═══ Data for the task
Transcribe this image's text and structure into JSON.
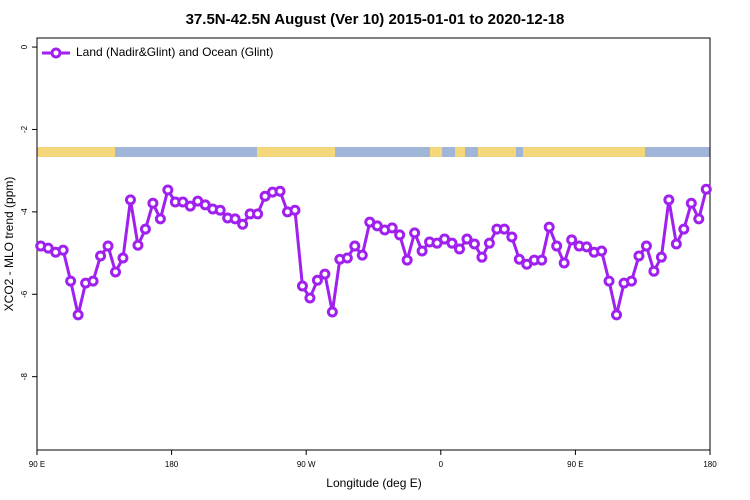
{
  "chart_data": {
    "type": "line",
    "title": "37.5N-42.5N August (Ver 10)   2015-01-01 to 2020-12-18",
    "x_label": "Longitude (deg E)",
    "y_label": "XCO2 - MLO trend (ppm)",
    "x": [
      92.5,
      97.5,
      102.5,
      107.5,
      112.5,
      117.5,
      122.5,
      127.5,
      132.5,
      137.5,
      142.5,
      147.5,
      152.5,
      157.5,
      162.5,
      167.5,
      172.5,
      177.5,
      182.5,
      187.5,
      192.5,
      197.5,
      202.5,
      207.5,
      212.5,
      217.5,
      222.5,
      227.5,
      232.5,
      237.5,
      242.5,
      247.5,
      252.5,
      257.5,
      262.5,
      267.5,
      272.5,
      277.5,
      282.5,
      287.5,
      292.5,
      297.5,
      302.5,
      307.5,
      312.5,
      317.5,
      322.5,
      327.5,
      332.5,
      337.5,
      342.5,
      347.5,
      352.5,
      357.5,
      362.5,
      367.5,
      372.5,
      377.5,
      382.5,
      387.5,
      392.5,
      397.5,
      402.5,
      407.5,
      412.5,
      417.5,
      422.5,
      427.5,
      432.5,
      437.5,
      442.5,
      447.5,
      452.5,
      457.5,
      462.5,
      467.5,
      472.5,
      477.5,
      482.5,
      487.5,
      492.5,
      497.5,
      502.5,
      507.5,
      512.5,
      517.5,
      522.5,
      527.5,
      532.5,
      537.5
    ],
    "series": [
      {
        "name": "Land (Nadir&Glint) and Ocean (Glint)",
        "color": "#a020f0",
        "values": [
          -4.83,
          -4.88,
          -4.98,
          -4.93,
          -5.68,
          -6.5,
          -5.73,
          -5.68,
          -5.07,
          -4.83,
          -5.46,
          -5.12,
          -3.71,
          -4.81,
          -4.42,
          -3.79,
          -4.17,
          -3.47,
          -3.76,
          -3.76,
          -3.86,
          -3.74,
          -3.83,
          -3.93,
          -3.96,
          -4.15,
          -4.17,
          -4.3,
          -4.05,
          -4.05,
          -3.62,
          -3.52,
          -3.5,
          -4.0,
          -3.96,
          -5.8,
          -6.09,
          -5.66,
          -5.51,
          -6.43,
          -5.15,
          -5.12,
          -4.83,
          -5.05,
          -4.25,
          -4.34,
          -4.44,
          -4.39,
          -4.56,
          -5.17,
          -4.51,
          -4.95,
          -4.73,
          -4.76,
          -4.66,
          -4.76,
          -4.9,
          -4.66,
          -4.78,
          -5.1,
          -4.76,
          -4.42,
          -4.42,
          -4.61,
          -5.15,
          -5.27,
          -5.17,
          -5.17,
          -4.37,
          -4.83,
          -5.24,
          -4.68,
          -4.83,
          -4.85,
          -4.98,
          -4.95,
          -5.68,
          -6.5,
          -5.73,
          -5.68,
          -5.07,
          -4.83,
          -5.44,
          -5.1,
          -3.71,
          -4.78,
          -4.42,
          -3.79,
          -4.17,
          -3.45
        ]
      }
    ],
    "xlim": [
      90,
      540
    ],
    "xticks": [
      {
        "value": 90,
        "label": "90 E"
      },
      180,
      {
        "value": 270,
        "label": "90 W"
      },
      {
        "value": 360,
        "label": "0"
      },
      {
        "value": 450,
        "label": "90 E"
      },
      {
        "value": 540,
        "label": "180"
      }
    ],
    "ylim": [
      -9.78,
      0.22
    ],
    "yticks": [
      0,
      -2,
      -4,
      -6,
      -8
    ],
    "legend": "top-left"
  }
}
══════
#### What you are asked to do:
Return all of the entries exactly as written, but drop any pictures they hold.

#### Complete output:
Transcribe this image's text and structure into JSON.
{
  "chart_data": {
    "type": "line",
    "title": "37.5N-42.5N August (Ver 10)   2015-01-01 to 2020-12-18",
    "x_label": "Longitude (deg E)",
    "y_label": "XCO2 - MLO trend (ppm)",
    "x": [
      92.5,
      97.5,
      102.5,
      107.5,
      112.5,
      117.5,
      122.5,
      127.5,
      132.5,
      137.5,
      142.5,
      147.5,
      152.5,
      157.5,
      162.5,
      167.5,
      172.5,
      177.5,
      182.5,
      187.5,
      192.5,
      197.5,
      202.5,
      207.5,
      212.5,
      217.5,
      222.5,
      227.5,
      232.5,
      237.5,
      242.5,
      247.5,
      252.5,
      257.5,
      262.5,
      267.5,
      272.5,
      277.5,
      282.5,
      287.5,
      292.5,
      297.5,
      302.5,
      307.5,
      312.5,
      317.5,
      322.5,
      327.5,
      332.5,
      337.5,
      342.5,
      347.5,
      352.5,
      357.5,
      362.5,
      367.5,
      372.5,
      377.5,
      382.5,
      387.5,
      392.5,
      397.5,
      402.5,
      407.5,
      412.5,
      417.5,
      422.5,
      427.5,
      432.5,
      437.5,
      442.5,
      447.5,
      452.5,
      457.5,
      462.5,
      467.5,
      472.5,
      477.5,
      482.5,
      487.5,
      492.5,
      497.5,
      502.5,
      507.5,
      512.5,
      517.5,
      522.5,
      527.5,
      532.5,
      537.5
    ],
    "series": [
      {
        "name": "Land (Nadir&Glint) and Ocean (Glint)",
        "color": "#a020f0",
        "values": [
          -4.83,
          -4.88,
          -4.98,
          -4.93,
          -5.68,
          -6.5,
          -5.73,
          -5.68,
          -5.07,
          -4.83,
          -5.46,
          -5.12,
          -3.71,
          -4.81,
          -4.42,
          -3.79,
          -4.17,
          -3.47,
          -3.76,
          -3.76,
          -3.86,
          -3.74,
          -3.83,
          -3.93,
          -3.96,
          -4.15,
          -4.17,
          -4.3,
          -4.05,
          -4.05,
          -3.62,
          -3.52,
          -3.5,
          -4.0,
          -3.96,
          -5.8,
          -6.09,
          -5.66,
          -5.51,
          -6.43,
          -5.15,
          -5.12,
          -4.83,
          -5.05,
          -4.25,
          -4.34,
          -4.44,
          -4.39,
          -4.56,
          -5.17,
          -4.51,
          -4.95,
          -4.73,
          -4.76,
          -4.66,
          -4.76,
          -4.9,
          -4.66,
          -4.78,
          -5.1,
          -4.76,
          -4.42,
          -4.42,
          -4.61,
          -5.15,
          -5.27,
          -5.17,
          -5.17,
          -4.37,
          -4.83,
          -5.24,
          -4.68,
          -4.83,
          -4.85,
          -4.98,
          -4.95,
          -5.68,
          -6.5,
          -5.73,
          -5.68,
          -5.07,
          -4.83,
          -5.44,
          -5.1,
          -3.71,
          -4.78,
          -4.42,
          -3.79,
          -4.17,
          -3.45
        ]
      }
    ],
    "xlim": [
      90,
      540
    ],
    "xticks": [
      {
        "value": 90,
        "label": "90 E"
      },
      180,
      {
        "value": 270,
        "label": "90 W"
      },
      {
        "value": 360,
        "label": "0"
      },
      {
        "value": 450,
        "label": "90 E"
      },
      {
        "value": 540,
        "label": "180"
      }
    ],
    "ylim": [
      -9.78,
      0.22
    ],
    "yticks": [
      0,
      -2,
      -4,
      -6,
      -8
    ],
    "legend": "top-left"
  }
}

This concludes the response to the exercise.